━━━━━ Excerpted records

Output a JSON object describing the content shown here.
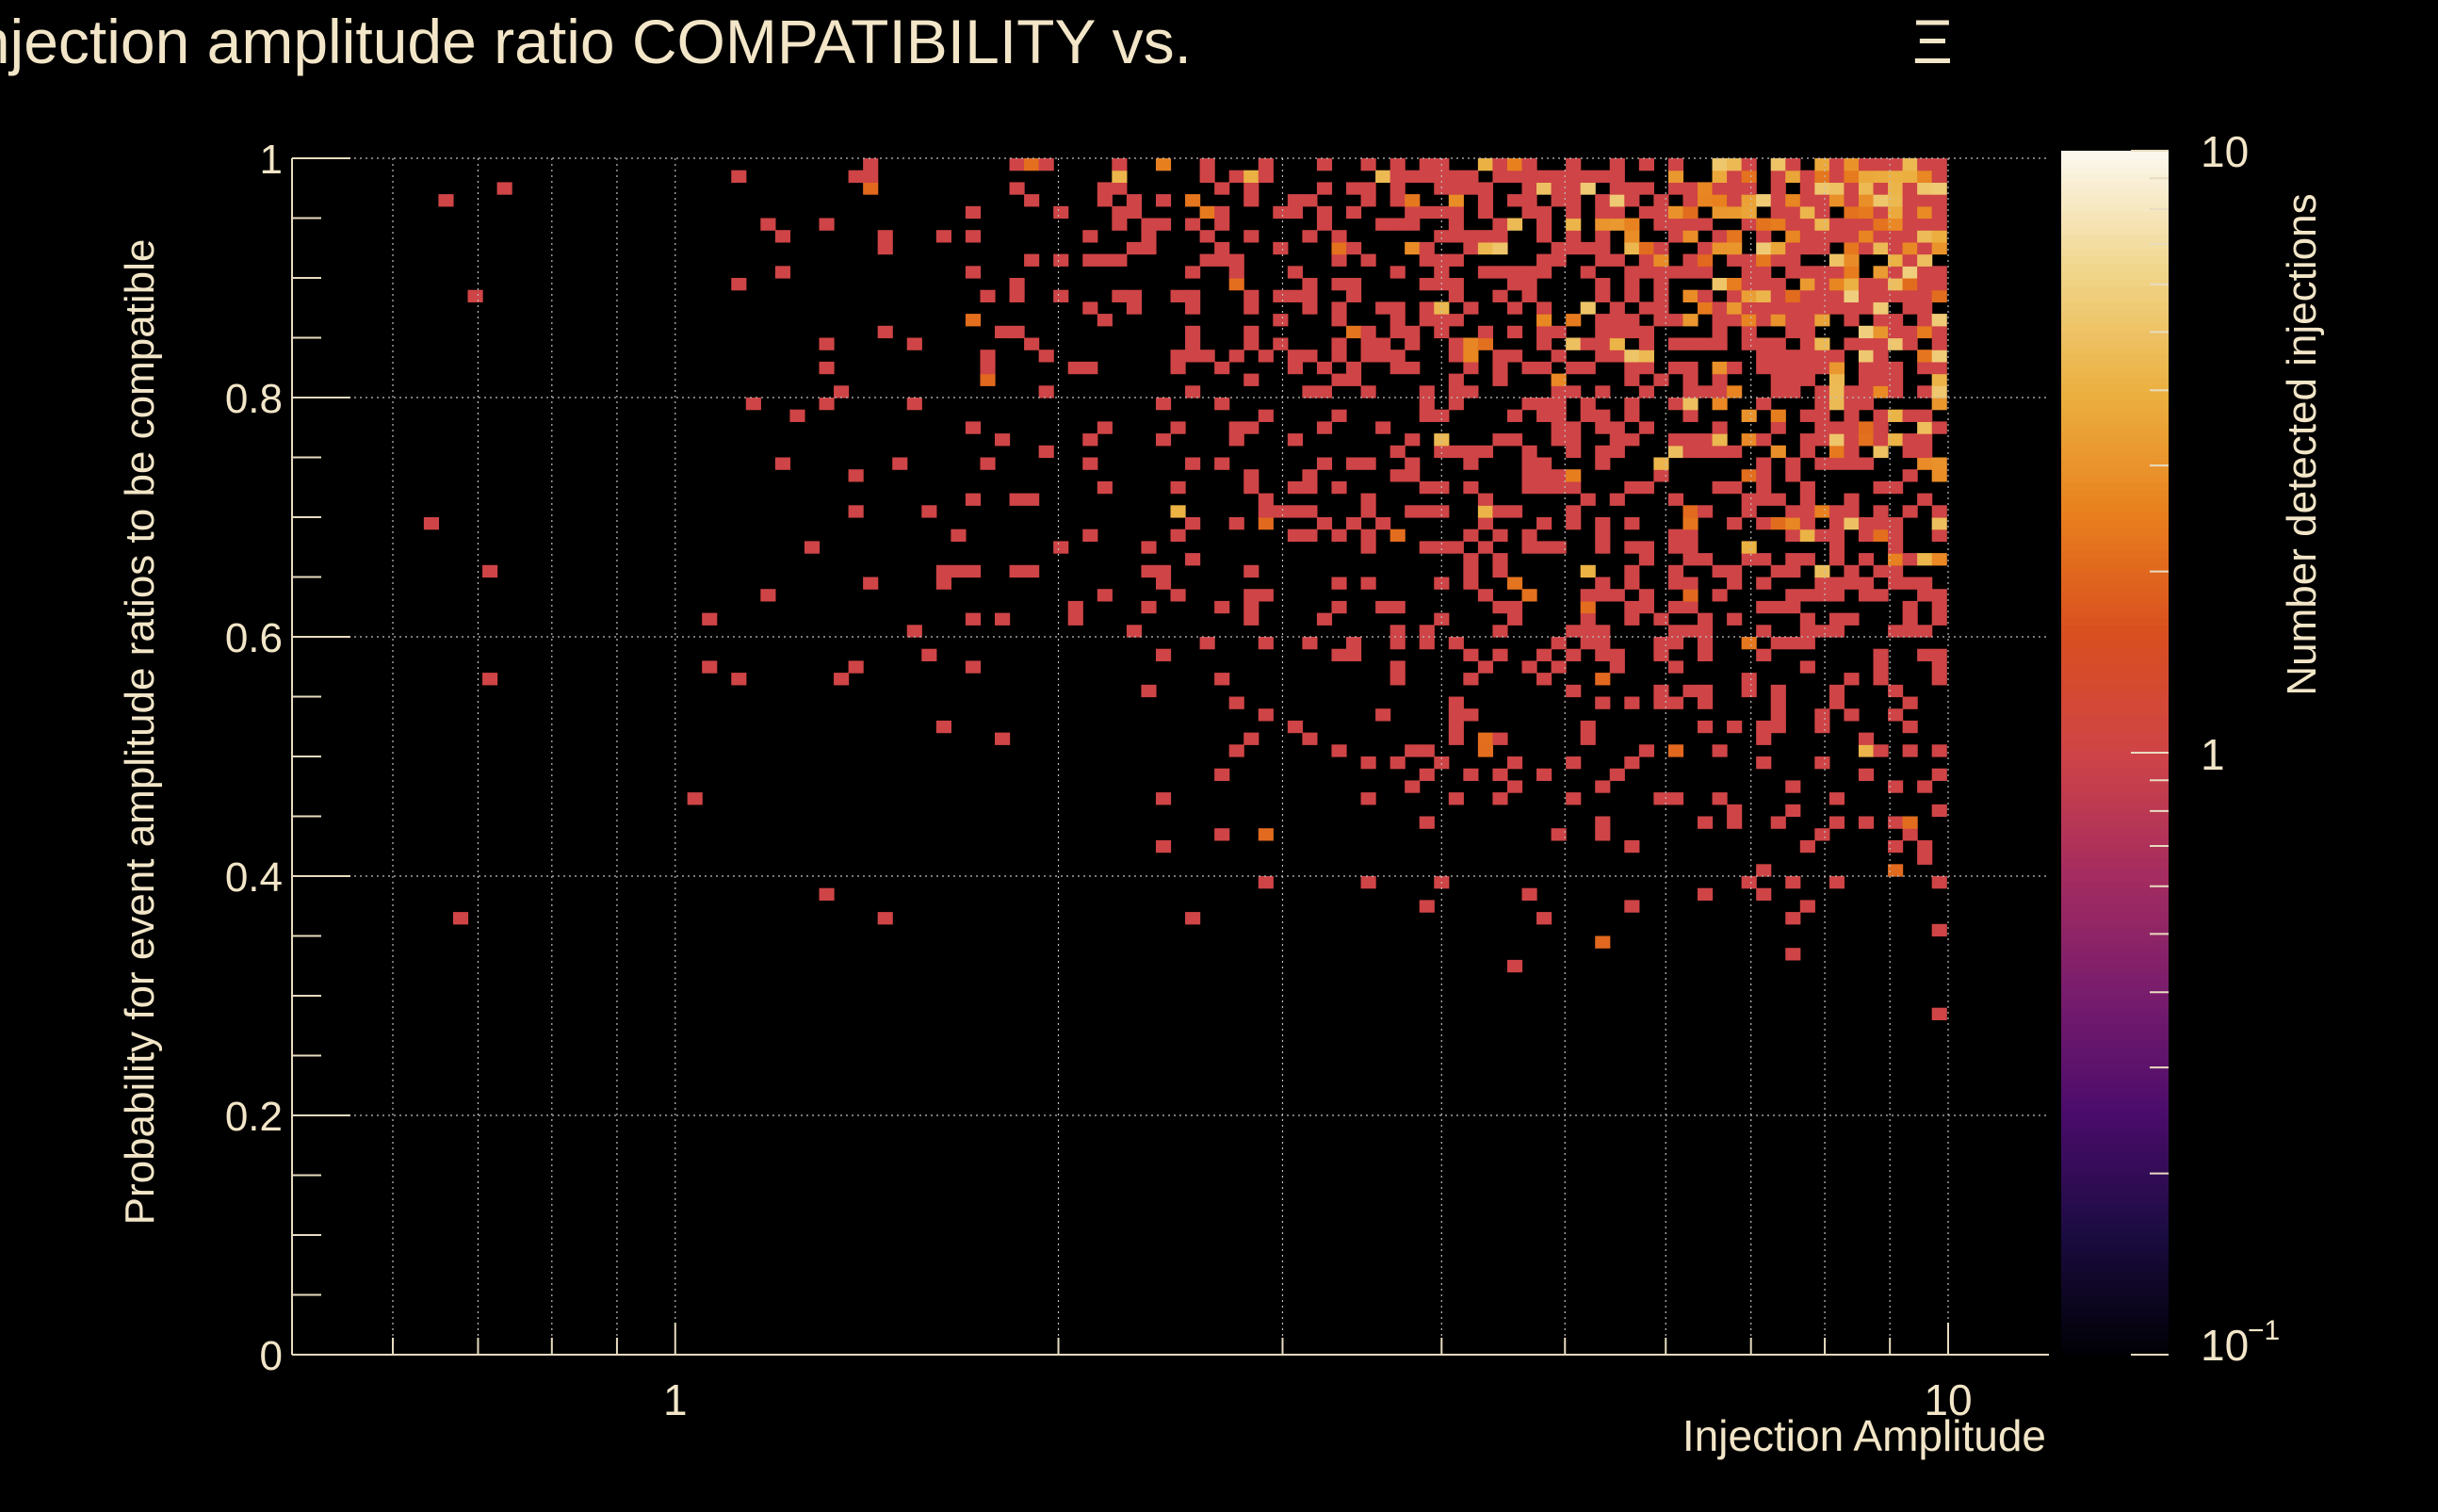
{
  "colors": {
    "background": "#000000",
    "text": "#f3e6c8",
    "axis": "#e8dcc0",
    "grid": "#bfbfbf"
  },
  "chart_data": {
    "type": "heatmap",
    "title_main": "Injection amplitude ratio COMPATIBILITY vs.",
    "title_symbol": "Ξ",
    "xlabel": "Injection Amplitude",
    "ylabel": "Probability for event amplitude ratios to be compatible",
    "colorbar_label": "Number detected injections",
    "x_scale": "log",
    "xlim": [
      0.5,
      12
    ],
    "ylim": [
      0,
      1
    ],
    "z_scale": "log",
    "zlim": [
      0.1,
      10
    ],
    "x_ticks": [
      {
        "value": 1,
        "label": "1"
      },
      {
        "value": 10,
        "label": "10"
      }
    ],
    "y_ticks": [
      {
        "value": 0,
        "label": "0"
      },
      {
        "value": 0.2,
        "label": "0.2"
      },
      {
        "value": 0.4,
        "label": "0.4"
      },
      {
        "value": 0.6,
        "label": "0.6"
      },
      {
        "value": 0.8,
        "label": "0.8"
      },
      {
        "value": 1,
        "label": "1"
      }
    ],
    "z_ticks": [
      {
        "value": 10,
        "label": "10"
      },
      {
        "value": 1,
        "label": "1"
      },
      {
        "value": 0.1,
        "label": "10",
        "exponent": "−1"
      }
    ],
    "colormap": [
      "#000004",
      "#1b0c41",
      "#4a0c6b",
      "#781c6d",
      "#a52c60",
      "#cf4446",
      "#d94f1f",
      "#e8801e",
      "#ebb040",
      "#f0d58a",
      "#fcf8ef"
    ],
    "bins": {
      "x_bins": 120,
      "y_bins": 100,
      "seed": 20240611,
      "description": "Injections concentrate at high amplitude (x>2) and high probability (y>0.6), sparse down to y≈0.28"
    }
  }
}
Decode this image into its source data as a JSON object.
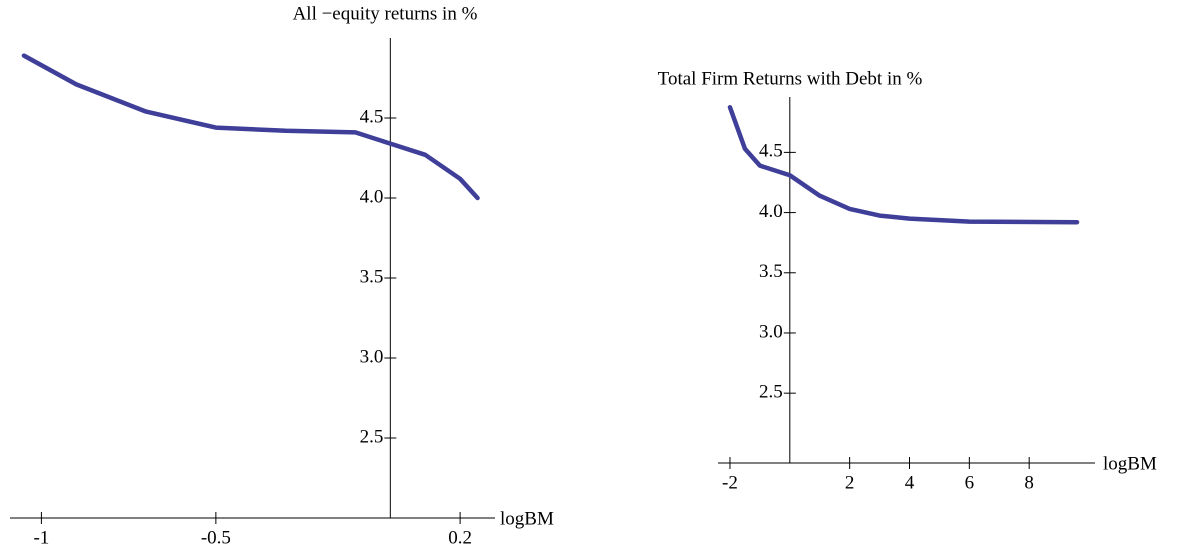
{
  "chart_data": [
    {
      "type": "line",
      "title": "All −equity returns in %",
      "x_label": "logBM",
      "x": [
        -1.05,
        -0.9,
        -0.7,
        -0.5,
        -0.3,
        -0.1,
        0,
        0.1,
        0.2,
        0.25
      ],
      "series": [
        {
          "color": "#3f3f9a",
          "values": [
            4.89,
            4.71,
            4.54,
            4.44,
            4.42,
            4.41,
            4.34,
            4.27,
            4.12,
            4.0
          ]
        }
      ],
      "xlim": [
        -1.09,
        0.3
      ],
      "ylim": [
        2.0,
        5.0
      ],
      "xticks": [
        -1,
        -0.5,
        0.2
      ],
      "yticks": [
        {
          "value": 2.5,
          "label": "2.5"
        },
        {
          "value": 3.0,
          "label": "3.0"
        },
        {
          "value": 3.5,
          "label": "3.5"
        },
        {
          "value": 4.0,
          "label": "4.0"
        },
        {
          "value": 4.5,
          "label": "4.5"
        }
      ]
    },
    {
      "type": "line",
      "title": "Total Firm Returns with Debt in %",
      "x_label": "logBM",
      "x": [
        -2,
        -1.5,
        -1,
        0,
        1,
        2,
        3,
        4,
        6,
        9.6
      ],
      "series": [
        {
          "color": "#3f3f9a",
          "values": [
            4.875,
            4.53,
            4.39,
            4.31,
            4.14,
            4.03,
            3.975,
            3.95,
            3.925,
            3.92
          ]
        }
      ],
      "xlim": [
        -2.4,
        10.2
      ],
      "ylim": [
        1.92,
        4.96
      ],
      "xticks": [
        -2,
        2,
        4,
        6,
        8
      ],
      "yticks": [
        {
          "value": 2.5,
          "label": "2.5"
        },
        {
          "value": 3.0,
          "label": "3.0"
        },
        {
          "value": 3.5,
          "label": "3.5"
        },
        {
          "value": 4.0,
          "label": "4.0"
        },
        {
          "value": 4.5,
          "label": "4.5"
        }
      ]
    }
  ]
}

━━━━━━━━━━

Set problem: Except for the pictures, copy the material above exactly.

Result of this exercise:
Output a JSON object describing the content shown here.
{
  "colors": {
    "background": "#000000",
    "text": "#f3e6c8",
    "axis": "#e8dcc0",
    "grid": "#bfbfbf"
  },
  "chart_data": {
    "type": "heatmap",
    "title_main": "Injection amplitude ratio COMPATIBILITY vs.",
    "title_symbol": "Ξ",
    "xlabel": "Injection Amplitude",
    "ylabel": "Probability for event amplitude ratios to be compatible",
    "colorbar_label": "Number detected injections",
    "x_scale": "log",
    "xlim": [
      0.5,
      12
    ],
    "ylim": [
      0,
      1
    ],
    "z_scale": "log",
    "zlim": [
      0.1,
      10
    ],
    "x_ticks": [
      {
        "value": 1,
        "label": "1"
      },
      {
        "value": 10,
        "label": "10"
      }
    ],
    "y_ticks": [
      {
        "value": 0,
        "label": "0"
      },
      {
        "value": 0.2,
        "label": "0.2"
      },
      {
        "value": 0.4,
        "label": "0.4"
      },
      {
        "value": 0.6,
        "label": "0.6"
      },
      {
        "value": 0.8,
        "label": "0.8"
      },
      {
        "value": 1,
        "label": "1"
      }
    ],
    "z_ticks": [
      {
        "value": 10,
        "label": "10"
      },
      {
        "value": 1,
        "label": "1"
      },
      {
        "value": 0.1,
        "label": "10",
        "exponent": "−1"
      }
    ],
    "colormap": [
      "#000004",
      "#1b0c41",
      "#4a0c6b",
      "#781c6d",
      "#a52c60",
      "#cf4446",
      "#d94f1f",
      "#e8801e",
      "#ebb040",
      "#f0d58a",
      "#fcf8ef"
    ],
    "bins": {
      "x_bins": 120,
      "y_bins": 100,
      "seed": 20240611,
      "description": "Injections concentrate at high amplitude (x>2) and high probability (y>0.6), sparse down to y≈0.28"
    }
  }
}
Decode this image into its source data as a JSON object.
{
  "chart_data": [
    {
      "type": "line",
      "title": "All −equity returns in %",
      "x_label": "logBM",
      "x": [
        -1.05,
        -0.9,
        -0.7,
        -0.5,
        -0.3,
        -0.1,
        0,
        0.1,
        0.2,
        0.25
      ],
      "series": [
        {
          "color": "#3f3f9a",
          "values": [
            4.89,
            4.71,
            4.54,
            4.44,
            4.42,
            4.41,
            4.34,
            4.27,
            4.12,
            4.0
          ]
        }
      ],
      "xlim": [
        -1.09,
        0.3
      ],
      "ylim": [
        2.0,
        5.0
      ],
      "xticks": [
        -1,
        -0.5,
        0.2
      ],
      "yticks": [
        {
          "value": 2.5,
          "label": "2.5"
        },
        {
          "value": 3.0,
          "label": "3.0"
        },
        {
          "value": 3.5,
          "label": "3.5"
        },
        {
          "value": 4.0,
          "label": "4.0"
        },
        {
          "value": 4.5,
          "label": "4.5"
        }
      ]
    },
    {
      "type": "line",
      "title": "Total Firm Returns with Debt in %",
      "x_label": "logBM",
      "x": [
        -2,
        -1.5,
        -1,
        0,
        1,
        2,
        3,
        4,
        6,
        9.6
      ],
      "series": [
        {
          "color": "#3f3f9a",
          "values": [
            4.875,
            4.53,
            4.39,
            4.31,
            4.14,
            4.03,
            3.975,
            3.95,
            3.925,
            3.92
          ]
        }
      ],
      "xlim": [
        -2.4,
        10.2
      ],
      "ylim": [
        1.92,
        4.96
      ],
      "xticks": [
        -2,
        2,
        4,
        6,
        8
      ],
      "yticks": [
        {
          "value": 2.5,
          "label": "2.5"
        },
        {
          "value": 3.0,
          "label": "3.0"
        },
        {
          "value": 3.5,
          "label": "3.5"
        },
        {
          "value": 4.0,
          "label": "4.0"
        },
        {
          "value": 4.5,
          "label": "4.5"
        }
      ]
    }
  ]
}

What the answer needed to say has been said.